Exercise description
Return each line of the listing that contains the string "view".

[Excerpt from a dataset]
---*---

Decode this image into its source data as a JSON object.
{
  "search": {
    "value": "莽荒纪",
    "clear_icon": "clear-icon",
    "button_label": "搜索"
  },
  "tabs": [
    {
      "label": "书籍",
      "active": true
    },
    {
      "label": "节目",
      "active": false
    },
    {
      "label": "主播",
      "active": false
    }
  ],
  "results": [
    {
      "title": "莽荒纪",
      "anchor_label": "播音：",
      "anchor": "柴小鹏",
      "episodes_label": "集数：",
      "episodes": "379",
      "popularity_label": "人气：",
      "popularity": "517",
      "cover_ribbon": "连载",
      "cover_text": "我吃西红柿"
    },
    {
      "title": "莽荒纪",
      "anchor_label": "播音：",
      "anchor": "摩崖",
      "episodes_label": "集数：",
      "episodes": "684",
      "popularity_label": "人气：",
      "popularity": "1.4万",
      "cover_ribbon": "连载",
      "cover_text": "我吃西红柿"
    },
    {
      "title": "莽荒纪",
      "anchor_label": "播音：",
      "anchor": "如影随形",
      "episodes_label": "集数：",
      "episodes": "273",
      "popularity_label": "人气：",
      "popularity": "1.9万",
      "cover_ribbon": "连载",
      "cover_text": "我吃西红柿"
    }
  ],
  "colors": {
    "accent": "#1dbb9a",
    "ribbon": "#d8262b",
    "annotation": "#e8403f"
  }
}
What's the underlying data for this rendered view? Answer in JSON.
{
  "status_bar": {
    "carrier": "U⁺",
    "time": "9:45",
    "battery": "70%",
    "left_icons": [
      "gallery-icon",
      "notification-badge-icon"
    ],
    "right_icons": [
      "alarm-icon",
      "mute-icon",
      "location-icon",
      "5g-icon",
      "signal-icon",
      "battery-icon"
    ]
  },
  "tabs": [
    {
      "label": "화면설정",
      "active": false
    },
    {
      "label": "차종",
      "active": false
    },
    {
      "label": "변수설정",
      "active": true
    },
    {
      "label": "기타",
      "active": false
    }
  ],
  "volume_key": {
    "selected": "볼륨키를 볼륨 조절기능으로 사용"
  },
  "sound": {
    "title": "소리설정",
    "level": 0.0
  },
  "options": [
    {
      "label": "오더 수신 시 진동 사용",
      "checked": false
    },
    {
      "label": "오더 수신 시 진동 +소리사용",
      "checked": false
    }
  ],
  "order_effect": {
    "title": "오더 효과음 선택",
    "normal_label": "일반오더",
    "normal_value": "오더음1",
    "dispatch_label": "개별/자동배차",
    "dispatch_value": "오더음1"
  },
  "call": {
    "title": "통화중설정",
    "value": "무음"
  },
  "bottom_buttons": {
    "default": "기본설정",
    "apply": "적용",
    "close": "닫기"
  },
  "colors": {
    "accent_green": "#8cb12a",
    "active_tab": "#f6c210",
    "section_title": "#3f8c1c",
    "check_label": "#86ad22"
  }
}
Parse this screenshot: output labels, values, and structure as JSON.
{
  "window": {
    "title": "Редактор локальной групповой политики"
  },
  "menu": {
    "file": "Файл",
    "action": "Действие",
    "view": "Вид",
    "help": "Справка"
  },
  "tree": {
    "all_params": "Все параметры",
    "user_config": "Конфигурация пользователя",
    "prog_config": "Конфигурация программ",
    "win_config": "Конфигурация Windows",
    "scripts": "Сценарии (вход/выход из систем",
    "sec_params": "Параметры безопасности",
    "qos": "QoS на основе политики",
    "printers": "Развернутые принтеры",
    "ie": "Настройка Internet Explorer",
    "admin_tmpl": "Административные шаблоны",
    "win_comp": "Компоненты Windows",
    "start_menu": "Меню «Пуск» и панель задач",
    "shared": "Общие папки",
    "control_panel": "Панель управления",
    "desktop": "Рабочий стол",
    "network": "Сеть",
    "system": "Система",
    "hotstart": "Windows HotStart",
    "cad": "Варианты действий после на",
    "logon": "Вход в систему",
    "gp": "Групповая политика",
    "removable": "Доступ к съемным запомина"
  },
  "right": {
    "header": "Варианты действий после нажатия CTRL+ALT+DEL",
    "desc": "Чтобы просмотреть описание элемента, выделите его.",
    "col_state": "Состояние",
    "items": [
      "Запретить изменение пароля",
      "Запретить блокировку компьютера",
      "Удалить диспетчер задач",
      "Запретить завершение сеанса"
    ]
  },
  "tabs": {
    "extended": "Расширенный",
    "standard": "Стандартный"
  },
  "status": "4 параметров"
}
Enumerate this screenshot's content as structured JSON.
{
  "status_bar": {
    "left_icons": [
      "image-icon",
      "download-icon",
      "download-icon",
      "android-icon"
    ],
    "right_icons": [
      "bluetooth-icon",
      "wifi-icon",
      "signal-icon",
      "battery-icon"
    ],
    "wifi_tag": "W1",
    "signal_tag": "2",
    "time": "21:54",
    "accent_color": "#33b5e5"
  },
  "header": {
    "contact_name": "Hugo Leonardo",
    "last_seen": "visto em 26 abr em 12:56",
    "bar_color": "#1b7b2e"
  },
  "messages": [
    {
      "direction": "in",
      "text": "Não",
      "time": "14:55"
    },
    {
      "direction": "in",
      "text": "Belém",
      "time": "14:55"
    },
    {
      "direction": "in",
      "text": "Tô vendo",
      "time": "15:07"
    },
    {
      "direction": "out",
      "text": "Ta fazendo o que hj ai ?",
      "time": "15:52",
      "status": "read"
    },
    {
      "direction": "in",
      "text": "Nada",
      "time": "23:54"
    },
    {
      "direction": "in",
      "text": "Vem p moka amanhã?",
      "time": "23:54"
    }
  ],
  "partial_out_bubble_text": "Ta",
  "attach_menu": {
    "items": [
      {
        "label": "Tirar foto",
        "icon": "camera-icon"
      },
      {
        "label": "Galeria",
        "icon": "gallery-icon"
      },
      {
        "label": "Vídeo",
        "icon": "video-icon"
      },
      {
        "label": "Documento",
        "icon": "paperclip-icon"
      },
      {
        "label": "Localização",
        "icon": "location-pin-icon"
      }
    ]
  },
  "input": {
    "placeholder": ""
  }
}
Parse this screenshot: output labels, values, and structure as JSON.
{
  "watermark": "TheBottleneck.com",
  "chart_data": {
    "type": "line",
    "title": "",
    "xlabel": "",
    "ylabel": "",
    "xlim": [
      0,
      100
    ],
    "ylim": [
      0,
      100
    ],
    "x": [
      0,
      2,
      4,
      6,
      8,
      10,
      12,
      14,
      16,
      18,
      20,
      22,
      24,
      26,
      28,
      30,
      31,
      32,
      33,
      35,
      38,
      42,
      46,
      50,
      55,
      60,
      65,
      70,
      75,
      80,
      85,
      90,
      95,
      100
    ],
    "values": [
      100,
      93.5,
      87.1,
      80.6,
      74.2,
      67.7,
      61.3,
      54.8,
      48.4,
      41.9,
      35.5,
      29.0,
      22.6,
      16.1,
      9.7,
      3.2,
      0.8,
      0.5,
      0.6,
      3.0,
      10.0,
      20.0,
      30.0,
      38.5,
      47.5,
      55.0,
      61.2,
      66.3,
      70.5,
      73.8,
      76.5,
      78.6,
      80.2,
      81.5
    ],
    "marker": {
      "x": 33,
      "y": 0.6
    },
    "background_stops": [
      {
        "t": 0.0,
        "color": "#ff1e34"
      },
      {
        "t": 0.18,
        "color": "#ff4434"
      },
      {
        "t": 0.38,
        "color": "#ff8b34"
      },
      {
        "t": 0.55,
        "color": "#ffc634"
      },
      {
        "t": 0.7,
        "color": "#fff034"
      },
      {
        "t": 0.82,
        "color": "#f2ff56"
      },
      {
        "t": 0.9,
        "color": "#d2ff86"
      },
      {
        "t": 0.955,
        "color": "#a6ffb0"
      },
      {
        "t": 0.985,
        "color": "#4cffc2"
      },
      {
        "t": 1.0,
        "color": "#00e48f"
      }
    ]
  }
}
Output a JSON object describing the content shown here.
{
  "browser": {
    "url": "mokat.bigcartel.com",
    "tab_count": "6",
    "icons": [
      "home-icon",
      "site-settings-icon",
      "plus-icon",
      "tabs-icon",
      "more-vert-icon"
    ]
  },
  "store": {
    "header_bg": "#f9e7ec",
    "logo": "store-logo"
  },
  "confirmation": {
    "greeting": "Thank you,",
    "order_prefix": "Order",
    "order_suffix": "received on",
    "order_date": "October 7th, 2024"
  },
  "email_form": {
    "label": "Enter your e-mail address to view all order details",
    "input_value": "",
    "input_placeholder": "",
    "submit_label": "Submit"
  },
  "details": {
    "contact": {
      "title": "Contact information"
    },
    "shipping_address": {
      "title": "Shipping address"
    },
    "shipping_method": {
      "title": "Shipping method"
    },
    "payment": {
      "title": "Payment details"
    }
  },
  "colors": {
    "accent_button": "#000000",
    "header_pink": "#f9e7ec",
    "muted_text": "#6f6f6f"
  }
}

---*---

Response below
What's the underlying data for this rendered view? Answer in JSON.
    "view": "Вид",
    "label": "Enter your e-mail address to view all order details",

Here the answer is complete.